= WHAT NEEDS TO BE DONE =
Each line that holds the word "Type" is to be identified and copied.

**********

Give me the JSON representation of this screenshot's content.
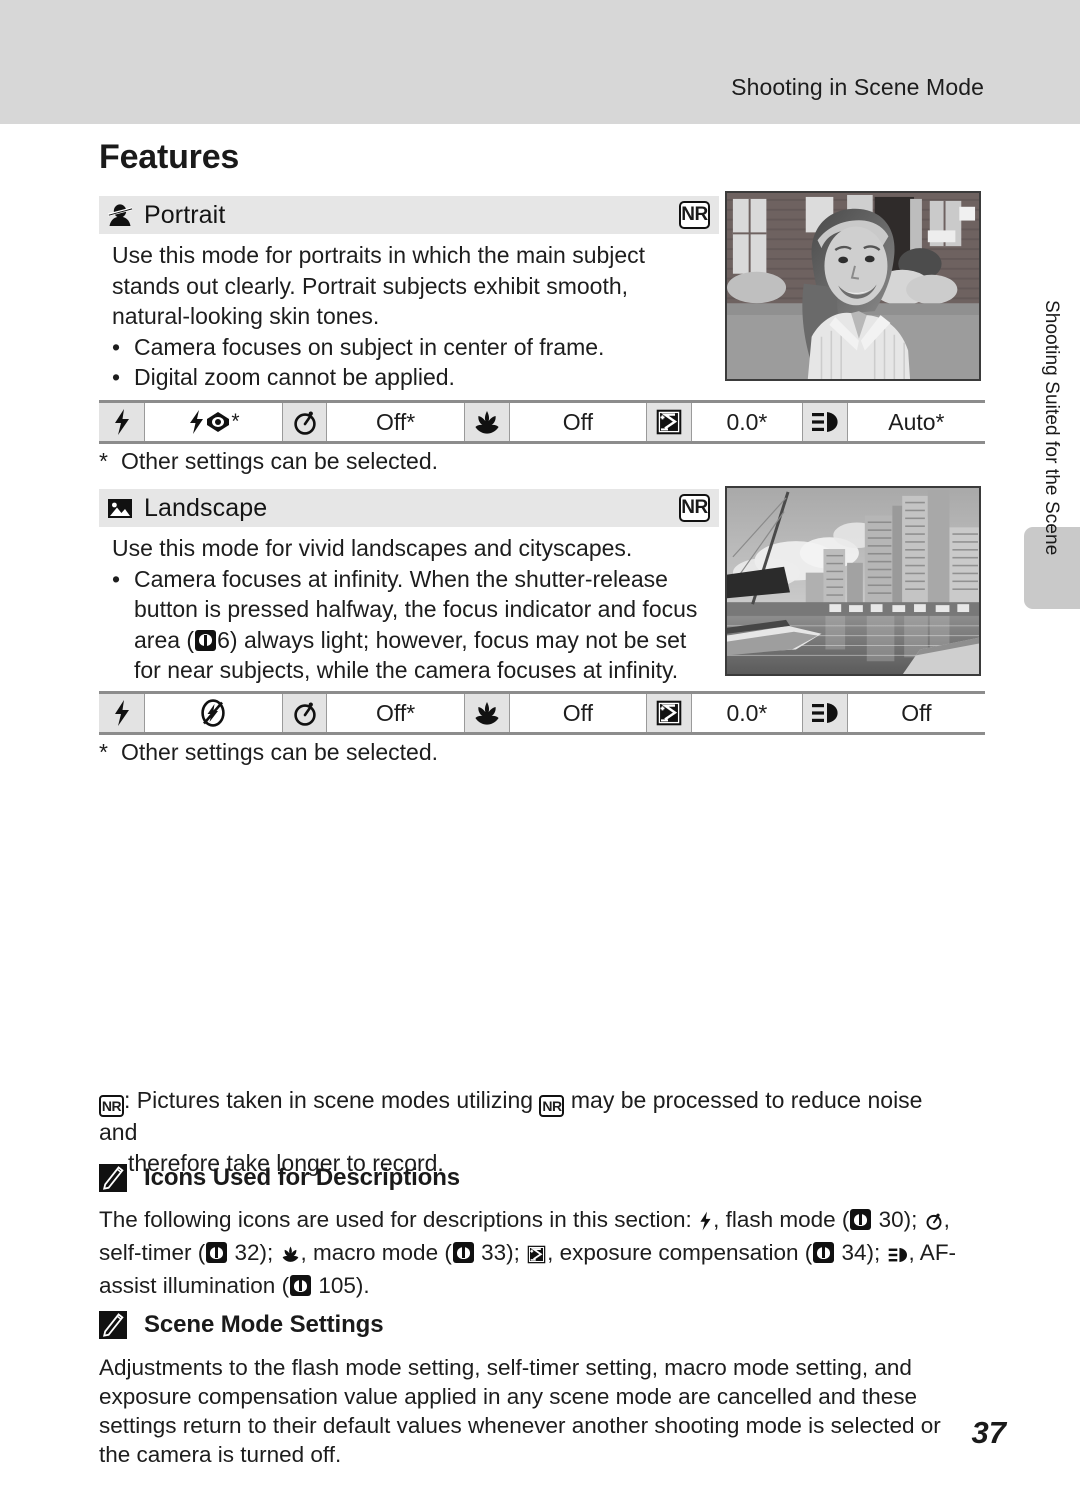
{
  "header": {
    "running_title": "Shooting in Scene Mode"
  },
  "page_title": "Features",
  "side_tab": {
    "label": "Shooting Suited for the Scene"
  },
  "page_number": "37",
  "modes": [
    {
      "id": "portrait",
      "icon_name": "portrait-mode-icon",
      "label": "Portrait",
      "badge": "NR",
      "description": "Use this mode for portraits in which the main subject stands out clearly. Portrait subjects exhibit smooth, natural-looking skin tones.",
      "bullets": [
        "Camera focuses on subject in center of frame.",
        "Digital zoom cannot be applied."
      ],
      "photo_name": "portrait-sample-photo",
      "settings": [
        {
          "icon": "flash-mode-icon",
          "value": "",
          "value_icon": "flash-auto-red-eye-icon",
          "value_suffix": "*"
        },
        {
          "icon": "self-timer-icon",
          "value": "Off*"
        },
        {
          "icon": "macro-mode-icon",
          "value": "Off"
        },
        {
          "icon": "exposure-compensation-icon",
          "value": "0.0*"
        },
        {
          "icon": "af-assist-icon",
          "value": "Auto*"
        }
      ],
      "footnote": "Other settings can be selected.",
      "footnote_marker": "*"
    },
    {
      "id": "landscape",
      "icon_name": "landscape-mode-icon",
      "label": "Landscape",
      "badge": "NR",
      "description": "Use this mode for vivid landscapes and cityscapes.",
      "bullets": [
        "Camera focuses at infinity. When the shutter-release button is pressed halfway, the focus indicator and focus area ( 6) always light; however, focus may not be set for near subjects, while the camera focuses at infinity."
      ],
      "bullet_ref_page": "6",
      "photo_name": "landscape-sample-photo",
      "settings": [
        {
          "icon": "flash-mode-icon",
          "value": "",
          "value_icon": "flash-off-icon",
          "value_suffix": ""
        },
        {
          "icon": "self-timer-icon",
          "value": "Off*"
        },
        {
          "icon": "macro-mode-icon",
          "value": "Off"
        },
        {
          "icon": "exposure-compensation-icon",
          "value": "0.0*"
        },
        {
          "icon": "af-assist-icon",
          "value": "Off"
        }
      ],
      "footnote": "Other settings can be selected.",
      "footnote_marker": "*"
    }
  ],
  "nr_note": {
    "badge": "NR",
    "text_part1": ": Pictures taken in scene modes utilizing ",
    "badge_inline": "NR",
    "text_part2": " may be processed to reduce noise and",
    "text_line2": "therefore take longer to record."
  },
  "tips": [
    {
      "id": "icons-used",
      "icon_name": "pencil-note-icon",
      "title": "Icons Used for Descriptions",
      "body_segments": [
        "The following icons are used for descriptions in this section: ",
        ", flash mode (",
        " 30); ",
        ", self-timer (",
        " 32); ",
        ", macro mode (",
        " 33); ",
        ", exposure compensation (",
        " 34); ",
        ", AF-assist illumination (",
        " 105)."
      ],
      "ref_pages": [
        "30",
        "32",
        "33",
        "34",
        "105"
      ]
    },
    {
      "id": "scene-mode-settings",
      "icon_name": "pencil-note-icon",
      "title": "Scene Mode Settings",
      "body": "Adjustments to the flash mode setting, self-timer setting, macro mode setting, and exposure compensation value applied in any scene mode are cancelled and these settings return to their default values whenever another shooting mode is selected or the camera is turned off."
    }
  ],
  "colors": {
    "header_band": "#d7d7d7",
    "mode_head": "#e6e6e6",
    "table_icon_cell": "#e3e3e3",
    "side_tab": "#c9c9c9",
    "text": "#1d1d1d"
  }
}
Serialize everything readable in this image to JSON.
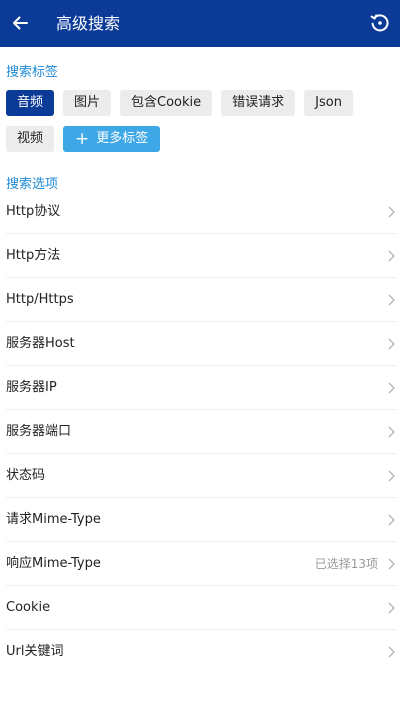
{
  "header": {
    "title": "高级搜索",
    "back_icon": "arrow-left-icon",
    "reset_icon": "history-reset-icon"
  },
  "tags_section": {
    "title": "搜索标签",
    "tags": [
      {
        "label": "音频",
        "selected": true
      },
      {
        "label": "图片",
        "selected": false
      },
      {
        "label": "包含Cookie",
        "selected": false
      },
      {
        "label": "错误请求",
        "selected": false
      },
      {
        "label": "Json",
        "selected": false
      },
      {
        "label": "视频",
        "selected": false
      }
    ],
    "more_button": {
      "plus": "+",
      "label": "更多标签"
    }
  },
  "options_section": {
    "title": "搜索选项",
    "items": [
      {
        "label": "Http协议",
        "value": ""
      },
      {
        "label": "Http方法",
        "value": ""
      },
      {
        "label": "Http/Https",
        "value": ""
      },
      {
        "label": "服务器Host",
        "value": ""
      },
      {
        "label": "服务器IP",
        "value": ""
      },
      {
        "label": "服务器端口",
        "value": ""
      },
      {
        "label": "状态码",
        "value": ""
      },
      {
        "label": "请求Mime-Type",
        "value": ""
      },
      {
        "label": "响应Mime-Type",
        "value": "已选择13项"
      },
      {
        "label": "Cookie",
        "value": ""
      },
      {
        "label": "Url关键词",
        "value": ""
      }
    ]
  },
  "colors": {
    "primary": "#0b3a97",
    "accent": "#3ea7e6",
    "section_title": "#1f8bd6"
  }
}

**********

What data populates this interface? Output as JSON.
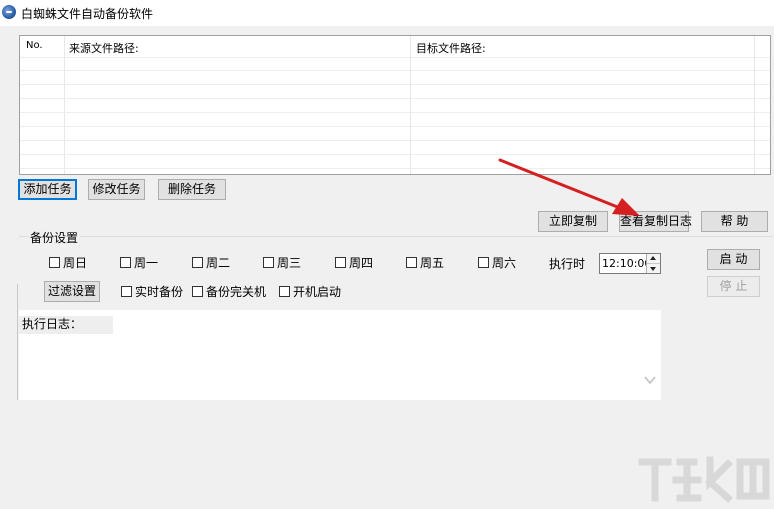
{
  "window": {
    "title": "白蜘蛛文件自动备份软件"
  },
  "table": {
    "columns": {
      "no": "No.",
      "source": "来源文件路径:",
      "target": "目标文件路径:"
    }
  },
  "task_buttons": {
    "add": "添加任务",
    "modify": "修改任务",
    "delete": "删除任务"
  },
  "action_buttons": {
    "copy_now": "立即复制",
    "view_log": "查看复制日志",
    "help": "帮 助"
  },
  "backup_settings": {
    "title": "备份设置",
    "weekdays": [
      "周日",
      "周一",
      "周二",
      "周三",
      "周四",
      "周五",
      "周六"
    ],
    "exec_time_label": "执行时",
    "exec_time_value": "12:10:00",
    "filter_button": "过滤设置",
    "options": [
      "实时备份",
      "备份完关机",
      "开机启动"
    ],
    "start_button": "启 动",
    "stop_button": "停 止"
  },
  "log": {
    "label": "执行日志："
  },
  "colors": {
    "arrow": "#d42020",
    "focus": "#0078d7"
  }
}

**********

= THE OUTPUT =
        "label": "请求Mime-Type",
        "label": "响应Mime-Type",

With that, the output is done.